→ Records that describe figures

********************

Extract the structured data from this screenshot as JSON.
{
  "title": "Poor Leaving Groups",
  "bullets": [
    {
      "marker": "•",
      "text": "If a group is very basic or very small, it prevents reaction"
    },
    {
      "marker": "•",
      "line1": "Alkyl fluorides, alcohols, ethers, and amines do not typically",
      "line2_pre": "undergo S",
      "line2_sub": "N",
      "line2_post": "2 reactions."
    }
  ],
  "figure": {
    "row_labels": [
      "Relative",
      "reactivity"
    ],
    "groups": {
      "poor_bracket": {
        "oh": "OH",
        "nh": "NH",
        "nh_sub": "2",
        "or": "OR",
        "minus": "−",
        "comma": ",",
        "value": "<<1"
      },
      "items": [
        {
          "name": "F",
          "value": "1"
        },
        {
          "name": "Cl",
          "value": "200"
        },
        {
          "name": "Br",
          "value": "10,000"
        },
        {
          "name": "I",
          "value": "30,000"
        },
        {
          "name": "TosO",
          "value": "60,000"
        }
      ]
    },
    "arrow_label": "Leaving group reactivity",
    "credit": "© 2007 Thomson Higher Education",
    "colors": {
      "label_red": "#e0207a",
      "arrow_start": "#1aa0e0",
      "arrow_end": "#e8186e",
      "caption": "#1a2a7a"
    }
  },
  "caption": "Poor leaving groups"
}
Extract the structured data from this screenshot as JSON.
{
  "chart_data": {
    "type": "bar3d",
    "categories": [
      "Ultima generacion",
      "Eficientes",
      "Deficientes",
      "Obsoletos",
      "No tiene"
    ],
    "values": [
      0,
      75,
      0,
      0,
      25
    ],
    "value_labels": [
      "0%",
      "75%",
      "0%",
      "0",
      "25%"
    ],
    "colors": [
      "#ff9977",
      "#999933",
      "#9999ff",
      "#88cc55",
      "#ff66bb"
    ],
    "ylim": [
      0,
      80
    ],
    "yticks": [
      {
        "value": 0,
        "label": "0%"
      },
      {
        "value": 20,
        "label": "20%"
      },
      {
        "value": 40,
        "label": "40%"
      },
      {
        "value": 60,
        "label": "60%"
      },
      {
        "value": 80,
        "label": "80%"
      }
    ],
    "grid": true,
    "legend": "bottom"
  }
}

********************

→ SHORT TASK
Extract the complete set of records unchanged.

→ ANSWER TO THIS EXERCISE
Extract the structured data from this screenshot as JSON.
{
  "title": "Poor Leaving Groups",
  "bullets": [
    {
      "marker": "•",
      "text": "If a group is very basic or very small, it prevents reaction"
    },
    {
      "marker": "•",
      "line1": "Alkyl fluorides, alcohols, ethers, and amines do not typically",
      "line2_pre": "undergo S",
      "line2_sub": "N",
      "line2_post": "2 reactions."
    }
  ],
  "figure": {
    "row_labels": [
      "Relative",
      "reactivity"
    ],
    "groups": {
      "poor_bracket": {
        "oh": "OH",
        "nh": "NH",
        "nh_sub": "2",
        "or": "OR",
        "minus": "−",
        "comma": ",",
        "value": "<<1"
      },
      "items": [
        {
          "name": "F",
          "value": "1"
        },
        {
          "name": "Cl",
          "value": "200"
        },
        {
          "name": "Br",
          "value": "10,000"
        },
        {
          "name": "I",
          "value": "30,000"
        },
        {
          "name": "TosO",
          "value": "60,000"
        }
      ]
    },
    "arrow_label": "Leaving group reactivity",
    "credit": "© 2007 Thomson Higher Education",
    "colors": {
      "label_red": "#e0207a",
      "arrow_start": "#1aa0e0",
      "arrow_end": "#e8186e",
      "caption": "#1a2a7a"
    }
  },
  "caption": "Poor leaving groups"
}
Extract the structured data from this screenshot as JSON.
{
  "chart_data": {
    "type": "bar3d",
    "categories": [
      "Ultima generacion",
      "Eficientes",
      "Deficientes",
      "Obsoletos",
      "No tiene"
    ],
    "values": [
      0,
      75,
      0,
      0,
      25
    ],
    "value_labels": [
      "0%",
      "75%",
      "0%",
      "0",
      "25%"
    ],
    "colors": [
      "#ff9977",
      "#999933",
      "#9999ff",
      "#88cc55",
      "#ff66bb"
    ],
    "ylim": [
      0,
      80
    ],
    "yticks": [
      {
        "value": 0,
        "label": "0%"
      },
      {
        "value": 20,
        "label": "20%"
      },
      {
        "value": 40,
        "label": "40%"
      },
      {
        "value": 60,
        "label": "60%"
      },
      {
        "value": 80,
        "label": "80%"
      }
    ],
    "grid": true,
    "legend": "bottom"
  }
}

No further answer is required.